- Information shown

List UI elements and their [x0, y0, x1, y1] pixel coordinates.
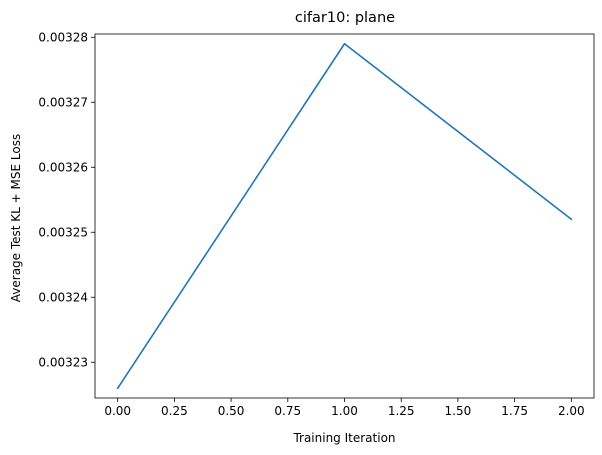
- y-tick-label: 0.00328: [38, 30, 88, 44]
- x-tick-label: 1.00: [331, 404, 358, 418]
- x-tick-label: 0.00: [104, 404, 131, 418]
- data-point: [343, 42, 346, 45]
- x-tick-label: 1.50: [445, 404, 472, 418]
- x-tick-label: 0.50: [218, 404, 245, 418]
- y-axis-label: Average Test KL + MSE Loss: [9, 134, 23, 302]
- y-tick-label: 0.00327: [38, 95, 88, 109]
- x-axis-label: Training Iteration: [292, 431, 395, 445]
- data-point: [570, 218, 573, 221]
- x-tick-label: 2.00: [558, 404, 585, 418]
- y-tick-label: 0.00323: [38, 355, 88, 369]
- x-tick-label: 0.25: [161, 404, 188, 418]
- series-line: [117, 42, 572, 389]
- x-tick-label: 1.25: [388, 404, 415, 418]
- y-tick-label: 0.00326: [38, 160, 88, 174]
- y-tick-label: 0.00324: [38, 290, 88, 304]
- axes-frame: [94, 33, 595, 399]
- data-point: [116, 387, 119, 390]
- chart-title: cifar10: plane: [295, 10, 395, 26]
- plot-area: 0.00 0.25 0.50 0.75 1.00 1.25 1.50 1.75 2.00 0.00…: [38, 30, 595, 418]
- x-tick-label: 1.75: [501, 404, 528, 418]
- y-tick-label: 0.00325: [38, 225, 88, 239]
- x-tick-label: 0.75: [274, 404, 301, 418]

- Problem to work on
Please edit the data above so that each "data-point" becomes "marker" and nothing else changes, leaving the picture out of your answer.

- Exercise solution
List UI elements and their [x0, y0, x1, y1] pixel coordinates.
- y-tick-label: 0.00328: [38, 30, 88, 44]
- x-tick-label: 1.00: [331, 404, 358, 418]
- x-tick-label: 0.00: [104, 404, 131, 418]
- marker: [343, 42, 346, 45]
- x-tick-label: 1.50: [445, 404, 472, 418]
- x-tick-label: 0.50: [218, 404, 245, 418]
- y-axis-label: Average Test KL + MSE Loss: [9, 134, 23, 302]
- y-tick-label: 0.00327: [38, 95, 88, 109]
- x-axis-label: Training Iteration: [292, 431, 395, 445]
- marker: [570, 218, 573, 221]
- x-tick-label: 2.00: [558, 404, 585, 418]
- y-tick-label: 0.00323: [38, 355, 88, 369]
- x-tick-label: 0.25: [161, 404, 188, 418]
- series-line: [117, 42, 572, 389]
- x-tick-label: 1.25: [388, 404, 415, 418]
- y-tick-label: 0.00326: [38, 160, 88, 174]
- y-tick-label: 0.00324: [38, 290, 88, 304]
- axes-frame: [94, 33, 595, 399]
- marker: [116, 387, 119, 390]
- chart-title: cifar10: plane: [295, 10, 395, 26]
- plot-area: 0.00 0.25 0.50 0.75 1.00 1.25 1.50 1.75 2.00 0.00…: [38, 30, 595, 418]
- x-tick-label: 1.75: [501, 404, 528, 418]
- y-tick-label: 0.00325: [38, 225, 88, 239]
- x-tick-label: 0.75: [274, 404, 301, 418]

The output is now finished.